EXERCISE PROMPT: Identify all lines of the data containing the string "icon" and copy them.

DATA LISTING:
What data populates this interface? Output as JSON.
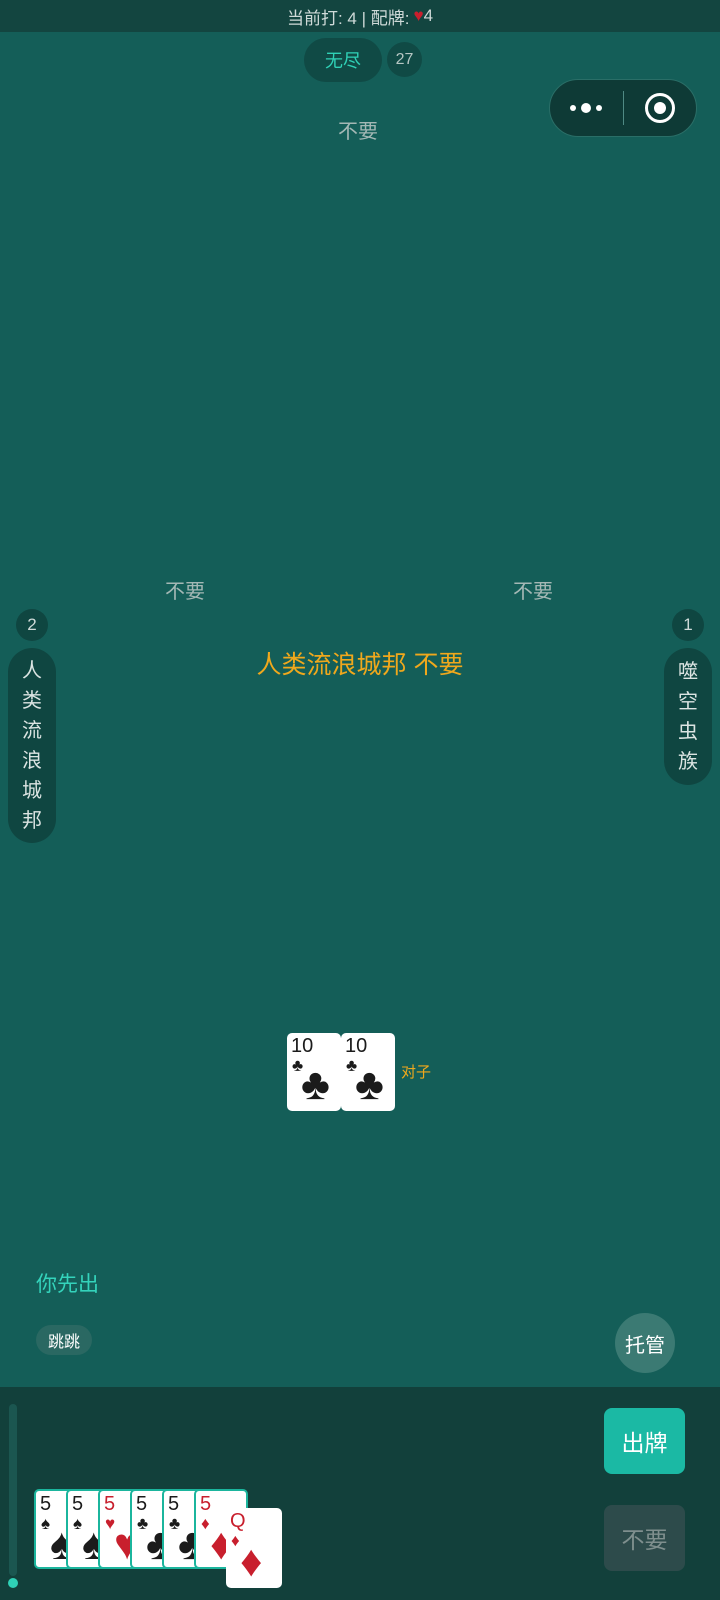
{
  "status_bar": {
    "prefix": "当前打: 4 | 配牌: ",
    "heart": "♥",
    "wild_rank": "4"
  },
  "mode": {
    "label": "无尽",
    "count": "27"
  },
  "capsule": {
    "more_icon": "more-dots-icon",
    "close_icon": "target-icon"
  },
  "opponents": {
    "top": {
      "action": "不要"
    },
    "left": {
      "rank": "2",
      "name_chars": [
        "人",
        "类",
        "流",
        "浪",
        "城",
        "邦"
      ],
      "action": "不要"
    },
    "right": {
      "rank": "1",
      "name_chars": [
        "噬",
        "空",
        "虫",
        "族"
      ],
      "action": "不要"
    }
  },
  "center_message": "人类流浪城邦 不要",
  "last_play": {
    "cards": [
      {
        "rank": "10",
        "suit": "♣",
        "color": "black"
      },
      {
        "rank": "10",
        "suit": "♣",
        "color": "black"
      }
    ],
    "combo": "对子"
  },
  "player": {
    "status": "你先出",
    "nickname": "跳跳"
  },
  "buttons": {
    "auto": "托管",
    "play": "出牌",
    "pass": "不要"
  },
  "hand": [
    {
      "rank": "5",
      "suit": "♠",
      "color": "black"
    },
    {
      "rank": "5",
      "suit": "♠",
      "color": "black"
    },
    {
      "rank": "5",
      "suit": "♥",
      "color": "red"
    },
    {
      "rank": "5",
      "suit": "♣",
      "color": "black"
    },
    {
      "rank": "5",
      "suit": "♣",
      "color": "black"
    },
    {
      "rank": "5",
      "suit": "♦",
      "color": "red"
    },
    {
      "rank": "Q",
      "suit": "♦",
      "color": "red"
    }
  ],
  "colors": {
    "accent": "#2fd1b6",
    "table": "#145e58",
    "highlight": "#f0a81c",
    "heart": "#c81f2d"
  }
}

TASK ANSWER:
    "more_icon": "more-dots-icon",
    "close_icon": "target-icon"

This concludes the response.